Collected data entries:
■ ■ ■ ■ ■
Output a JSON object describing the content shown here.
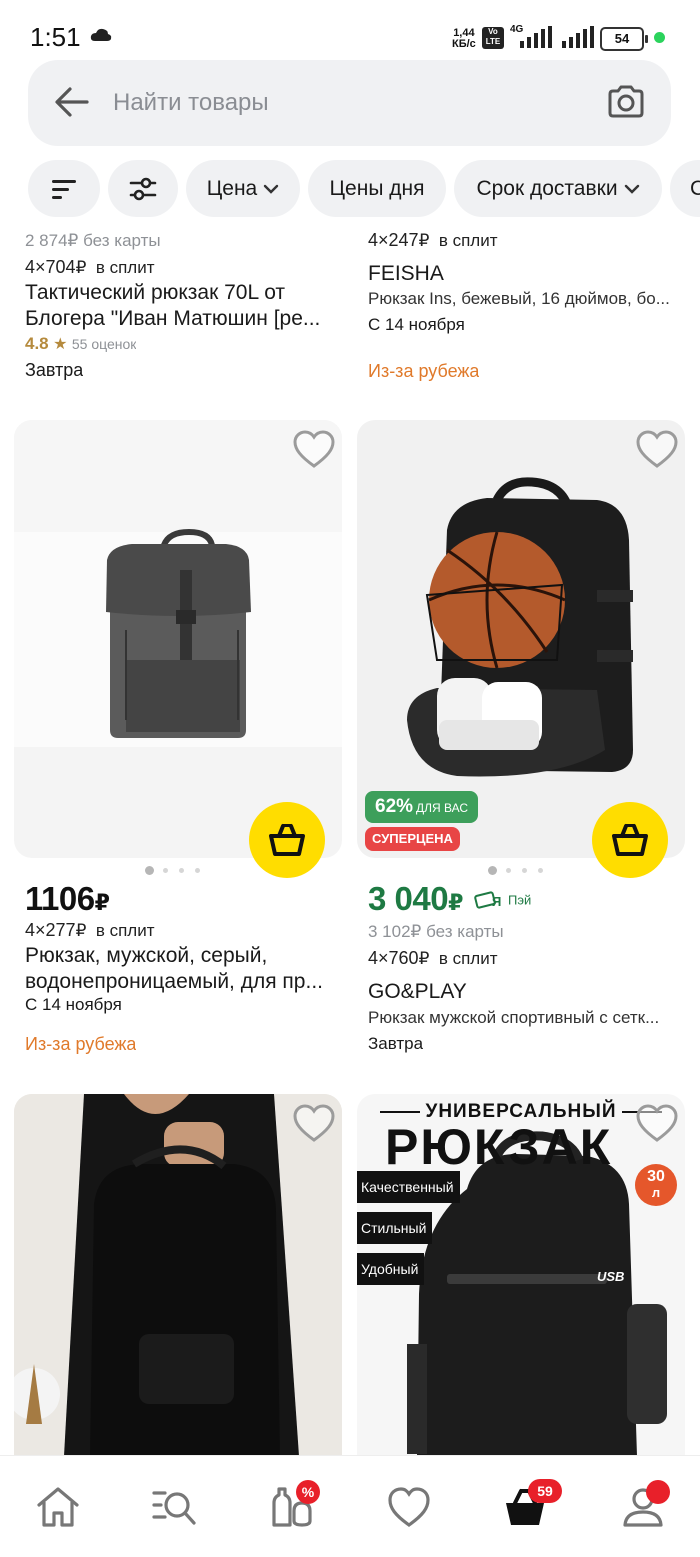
{
  "status_bar": {
    "time": "1:51",
    "net_speed_value": "1,44",
    "net_speed_unit": "КБ/с",
    "volte_top": "Vo",
    "volte_bottom": "LTE",
    "network_type": "4G",
    "battery": "54"
  },
  "search": {
    "placeholder": "Найти товары"
  },
  "filters": {
    "price_label": "Цена",
    "deals_label": "Цены дня",
    "delivery_label": "Срок доставки",
    "next_chip_initial": "С"
  },
  "products": [
    {
      "old_price": "2 874",
      "currency": "₽",
      "old_price_note": "без карты",
      "split_text": "4×704",
      "split_note": "в сплит",
      "title_line1": "Тактический рюкзак 70L от",
      "title_line2": "Блогера \"Иван Матюшин [ре...",
      "rating": "4.8",
      "reviews": "55 оценок",
      "delivery": "Завтра"
    },
    {
      "split_text": "4×247",
      "split_note": "в сплит",
      "brand": "FEISHA",
      "title": "Рюкзак Ins, бежевый, 16 дюймов, бо...",
      "delivery": "С 14 ноября",
      "origin": "Из-за рубежа"
    },
    {
      "price": "1106",
      "split_text": "4×277",
      "split_note": "в сплит",
      "title_line1": "Рюкзак, мужской, серый,",
      "title_line2": "водонепроницаемый, для пр...",
      "delivery": "С 14 ноября",
      "origin": "Из-за рубежа"
    },
    {
      "discount_badge": "62%",
      "discount_badge_note": "ДЛЯ ВАС",
      "super_badge": "СУПЕРЦЕНА",
      "price": "3 040",
      "pay_label": "Пэй",
      "old_price": "3 102",
      "old_price_note": "без карты",
      "split_text": "4×760",
      "split_note": "в сплит",
      "brand": "GO&PLAY",
      "title": "Рюкзак мужской спортивный с сетк...",
      "delivery": "Завтра"
    },
    {},
    {
      "promo_header": "УНИВЕРСАЛЬНЫЙ",
      "promo_title": "РЮКЗАК",
      "promo_item1": "Качественный",
      "promo_item2": "Стильный",
      "promo_item3": "Удобный",
      "promo_volume": "30",
      "promo_volume_unit": "л",
      "usb_label": "USB"
    }
  ],
  "bottom_nav": {
    "discount_badge": "%",
    "cart_count": "59"
  },
  "colors": {
    "accent_yellow": "#ffdd00",
    "green_price": "#1e7a43",
    "orange_origin": "#e07a2b",
    "badge_red": "#e84545",
    "chip_bg": "#f0f1f3"
  }
}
■ ■ ■ ■ ■
SET EXERCISE: Restate each of the entries above word for word and skip every image.

THE REPLY:
Output a JSON object describing the content shown here.
{
  "status_bar": {
    "time": "1:51",
    "net_speed_value": "1,44",
    "net_speed_unit": "КБ/с",
    "volte_top": "Vo",
    "volte_bottom": "LTE",
    "network_type": "4G",
    "battery": "54"
  },
  "search": {
    "placeholder": "Найти товары"
  },
  "filters": {
    "price_label": "Цена",
    "deals_label": "Цены дня",
    "delivery_label": "Срок доставки",
    "next_chip_initial": "С"
  },
  "products": [
    {
      "old_price": "2 874",
      "currency": "₽",
      "old_price_note": "без карты",
      "split_text": "4×704",
      "split_note": "в сплит",
      "title_line1": "Тактический рюкзак 70L от",
      "title_line2": "Блогера \"Иван Матюшин [ре...",
      "rating": "4.8",
      "reviews": "55 оценок",
      "delivery": "Завтра"
    },
    {
      "split_text": "4×247",
      "split_note": "в сплит",
      "brand": "FEISHA",
      "title": "Рюкзак Ins, бежевый, 16 дюймов, бо...",
      "delivery": "С 14 ноября",
      "origin": "Из-за рубежа"
    },
    {
      "price": "1106",
      "split_text": "4×277",
      "split_note": "в сплит",
      "title_line1": "Рюкзак, мужской, серый,",
      "title_line2": "водонепроницаемый, для пр...",
      "delivery": "С 14 ноября",
      "origin": "Из-за рубежа"
    },
    {
      "discount_badge": "62%",
      "discount_badge_note": "ДЛЯ ВАС",
      "super_badge": "СУПЕРЦЕНА",
      "price": "3 040",
      "pay_label": "Пэй",
      "old_price": "3 102",
      "old_price_note": "без карты",
      "split_text": "4×760",
      "split_note": "в сплит",
      "brand": "GO&PLAY",
      "title": "Рюкзак мужской спортивный с сетк...",
      "delivery": "Завтра"
    },
    {},
    {
      "promo_header": "УНИВЕРСАЛЬНЫЙ",
      "promo_title": "РЮКЗАК",
      "promo_item1": "Качественный",
      "promo_item2": "Стильный",
      "promo_item3": "Удобный",
      "promo_volume": "30",
      "promo_volume_unit": "л",
      "usb_label": "USB"
    }
  ],
  "bottom_nav": {
    "discount_badge": "%",
    "cart_count": "59"
  },
  "colors": {
    "accent_yellow": "#ffdd00",
    "green_price": "#1e7a43",
    "orange_origin": "#e07a2b",
    "badge_red": "#e84545",
    "chip_bg": "#f0f1f3"
  }
}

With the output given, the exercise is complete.